↓

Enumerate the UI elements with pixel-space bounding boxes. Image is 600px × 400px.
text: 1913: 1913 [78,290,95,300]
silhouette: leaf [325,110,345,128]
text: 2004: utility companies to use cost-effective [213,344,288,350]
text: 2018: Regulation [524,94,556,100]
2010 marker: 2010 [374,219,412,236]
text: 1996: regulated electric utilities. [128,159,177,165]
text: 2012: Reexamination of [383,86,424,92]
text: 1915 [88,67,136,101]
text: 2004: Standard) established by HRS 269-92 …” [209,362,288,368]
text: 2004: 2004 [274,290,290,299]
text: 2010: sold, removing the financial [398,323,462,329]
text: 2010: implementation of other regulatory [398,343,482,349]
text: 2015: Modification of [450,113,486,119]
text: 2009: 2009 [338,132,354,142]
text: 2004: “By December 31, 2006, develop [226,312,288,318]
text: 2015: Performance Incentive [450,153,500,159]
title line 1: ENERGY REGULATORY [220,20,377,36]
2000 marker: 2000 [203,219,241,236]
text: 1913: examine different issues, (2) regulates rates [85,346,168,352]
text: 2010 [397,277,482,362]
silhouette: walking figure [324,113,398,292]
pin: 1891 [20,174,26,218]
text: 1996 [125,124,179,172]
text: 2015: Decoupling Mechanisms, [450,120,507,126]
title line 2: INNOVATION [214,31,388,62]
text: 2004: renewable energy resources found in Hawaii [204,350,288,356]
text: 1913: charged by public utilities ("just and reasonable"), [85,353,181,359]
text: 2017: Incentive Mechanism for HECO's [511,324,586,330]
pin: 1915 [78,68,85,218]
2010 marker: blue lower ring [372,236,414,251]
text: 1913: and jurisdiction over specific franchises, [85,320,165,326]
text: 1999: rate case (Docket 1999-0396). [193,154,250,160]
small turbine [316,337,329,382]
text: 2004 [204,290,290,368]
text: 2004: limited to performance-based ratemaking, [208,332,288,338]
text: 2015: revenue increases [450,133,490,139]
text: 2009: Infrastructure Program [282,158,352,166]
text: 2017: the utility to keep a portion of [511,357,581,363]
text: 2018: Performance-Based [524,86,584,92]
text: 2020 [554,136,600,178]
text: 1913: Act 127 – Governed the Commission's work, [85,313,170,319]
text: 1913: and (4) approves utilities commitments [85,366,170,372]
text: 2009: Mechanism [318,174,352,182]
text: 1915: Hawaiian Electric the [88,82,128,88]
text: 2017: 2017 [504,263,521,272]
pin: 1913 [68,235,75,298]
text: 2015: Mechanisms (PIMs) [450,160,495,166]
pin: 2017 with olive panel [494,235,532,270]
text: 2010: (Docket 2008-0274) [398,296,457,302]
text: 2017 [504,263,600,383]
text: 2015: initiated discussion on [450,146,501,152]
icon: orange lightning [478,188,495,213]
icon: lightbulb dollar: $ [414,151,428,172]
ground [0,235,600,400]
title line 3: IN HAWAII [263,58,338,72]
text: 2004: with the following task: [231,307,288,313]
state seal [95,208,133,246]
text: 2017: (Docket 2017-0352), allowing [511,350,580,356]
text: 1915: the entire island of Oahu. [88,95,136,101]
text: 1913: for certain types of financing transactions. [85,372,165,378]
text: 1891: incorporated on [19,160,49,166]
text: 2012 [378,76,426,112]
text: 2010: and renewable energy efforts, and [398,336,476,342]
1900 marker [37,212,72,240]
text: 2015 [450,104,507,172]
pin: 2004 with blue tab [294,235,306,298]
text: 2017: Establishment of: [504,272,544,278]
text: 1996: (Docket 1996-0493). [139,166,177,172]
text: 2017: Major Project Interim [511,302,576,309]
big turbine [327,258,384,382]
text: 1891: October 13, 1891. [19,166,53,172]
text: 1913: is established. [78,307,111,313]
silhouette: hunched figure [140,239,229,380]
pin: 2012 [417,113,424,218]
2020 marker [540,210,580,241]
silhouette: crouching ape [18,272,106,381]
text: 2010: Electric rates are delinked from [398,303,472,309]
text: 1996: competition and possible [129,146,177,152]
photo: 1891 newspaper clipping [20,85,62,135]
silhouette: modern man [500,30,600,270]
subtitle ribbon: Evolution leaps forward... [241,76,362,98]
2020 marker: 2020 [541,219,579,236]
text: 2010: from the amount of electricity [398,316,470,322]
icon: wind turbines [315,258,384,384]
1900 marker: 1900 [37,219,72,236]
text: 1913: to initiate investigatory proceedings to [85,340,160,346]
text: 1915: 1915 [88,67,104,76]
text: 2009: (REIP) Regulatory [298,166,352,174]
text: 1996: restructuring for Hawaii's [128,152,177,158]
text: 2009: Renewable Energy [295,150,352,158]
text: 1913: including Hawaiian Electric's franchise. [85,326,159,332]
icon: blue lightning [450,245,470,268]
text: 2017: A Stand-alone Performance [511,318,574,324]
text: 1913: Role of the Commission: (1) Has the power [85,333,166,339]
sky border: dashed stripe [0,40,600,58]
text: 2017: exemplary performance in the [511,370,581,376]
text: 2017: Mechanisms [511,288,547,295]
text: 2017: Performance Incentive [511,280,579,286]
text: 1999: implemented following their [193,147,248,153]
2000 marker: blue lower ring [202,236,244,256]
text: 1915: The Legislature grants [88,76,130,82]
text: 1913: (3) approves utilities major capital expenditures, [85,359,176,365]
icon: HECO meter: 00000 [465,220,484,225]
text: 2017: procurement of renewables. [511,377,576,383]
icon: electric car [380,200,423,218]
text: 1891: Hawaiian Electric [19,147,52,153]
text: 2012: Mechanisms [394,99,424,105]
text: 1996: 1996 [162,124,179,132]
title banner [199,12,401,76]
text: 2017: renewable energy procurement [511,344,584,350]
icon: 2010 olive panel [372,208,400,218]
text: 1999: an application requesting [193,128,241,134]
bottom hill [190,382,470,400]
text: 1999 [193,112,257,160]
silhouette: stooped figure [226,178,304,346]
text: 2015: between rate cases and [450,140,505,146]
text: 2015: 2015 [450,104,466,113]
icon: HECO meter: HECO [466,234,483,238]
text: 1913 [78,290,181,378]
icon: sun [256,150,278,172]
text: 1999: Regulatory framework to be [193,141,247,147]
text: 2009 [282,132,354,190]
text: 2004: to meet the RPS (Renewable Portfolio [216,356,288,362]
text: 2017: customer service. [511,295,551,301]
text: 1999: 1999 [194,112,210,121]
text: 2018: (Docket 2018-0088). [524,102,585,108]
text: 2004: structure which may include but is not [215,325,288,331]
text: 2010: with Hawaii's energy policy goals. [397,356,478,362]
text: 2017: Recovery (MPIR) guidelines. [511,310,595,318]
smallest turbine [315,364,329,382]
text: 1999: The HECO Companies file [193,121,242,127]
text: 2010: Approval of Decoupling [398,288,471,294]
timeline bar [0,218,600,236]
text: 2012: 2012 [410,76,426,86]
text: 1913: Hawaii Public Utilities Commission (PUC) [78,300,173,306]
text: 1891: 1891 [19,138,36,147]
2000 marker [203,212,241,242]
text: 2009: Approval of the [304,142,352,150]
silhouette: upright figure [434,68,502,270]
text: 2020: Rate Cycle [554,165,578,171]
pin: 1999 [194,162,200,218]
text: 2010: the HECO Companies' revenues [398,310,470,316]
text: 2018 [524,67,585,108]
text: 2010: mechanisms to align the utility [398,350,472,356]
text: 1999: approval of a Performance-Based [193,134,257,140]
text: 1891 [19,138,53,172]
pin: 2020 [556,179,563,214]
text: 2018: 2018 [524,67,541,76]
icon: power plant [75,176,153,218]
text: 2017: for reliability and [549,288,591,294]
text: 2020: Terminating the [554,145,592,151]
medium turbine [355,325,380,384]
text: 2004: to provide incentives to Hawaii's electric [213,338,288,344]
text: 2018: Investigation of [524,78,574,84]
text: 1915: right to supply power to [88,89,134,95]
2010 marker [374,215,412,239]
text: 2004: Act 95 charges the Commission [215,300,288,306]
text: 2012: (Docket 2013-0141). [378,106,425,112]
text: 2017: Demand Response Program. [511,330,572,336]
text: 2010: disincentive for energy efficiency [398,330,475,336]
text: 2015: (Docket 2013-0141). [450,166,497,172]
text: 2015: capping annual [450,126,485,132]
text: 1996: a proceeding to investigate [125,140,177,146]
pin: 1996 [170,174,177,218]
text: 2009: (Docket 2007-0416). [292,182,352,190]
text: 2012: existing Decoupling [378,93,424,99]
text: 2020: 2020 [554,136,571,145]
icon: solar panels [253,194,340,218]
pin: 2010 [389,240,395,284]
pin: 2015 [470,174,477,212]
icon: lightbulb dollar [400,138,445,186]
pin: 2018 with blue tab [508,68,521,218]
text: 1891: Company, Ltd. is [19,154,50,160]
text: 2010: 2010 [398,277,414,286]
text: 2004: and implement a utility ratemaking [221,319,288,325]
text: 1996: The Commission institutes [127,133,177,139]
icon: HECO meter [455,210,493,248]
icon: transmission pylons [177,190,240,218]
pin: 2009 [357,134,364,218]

↑

Exercise requirements — Reproduce the entries word for word, starting with the first line and going on through the line with "2000 marker: 2000 [203,219,241,236]", including both.

Answer to the exercise —
Enumerate the UI elements with pixel-space bounding boxes. Image is 600px × 400px.
text: 1913: 1913 [78,290,95,300]
silhouette: leaf [325,110,345,128]
text: 2004: utility companies to use cost-effective [213,344,288,350]
text: 2018: Regulation [524,94,556,100]
2010 marker: 2010 [374,219,412,236]
text: 1996: regulated electric utilities. [128,159,177,165]
text: 2012: Reexamination of [383,86,424,92]
text: 1915 [88,67,136,101]
text: 2004: Standard) established by HRS 269-92 …” [209,362,288,368]
text: 2004: 2004 [274,290,290,299]
text: 2010: sold, removing the financial [398,323,462,329]
text: 2010: implementation of other regulatory [398,343,482,349]
text: 2015: Modification of [450,113,486,119]
text: 2009: 2009 [338,132,354,142]
text: 2004: “By December 31, 2006, develop [226,312,288,318]
text: 2015: Performance Incentive [450,153,500,159]
title line 1: ENERGY REGULATORY [220,20,377,36]
2000 marker: 2000 [203,219,241,236]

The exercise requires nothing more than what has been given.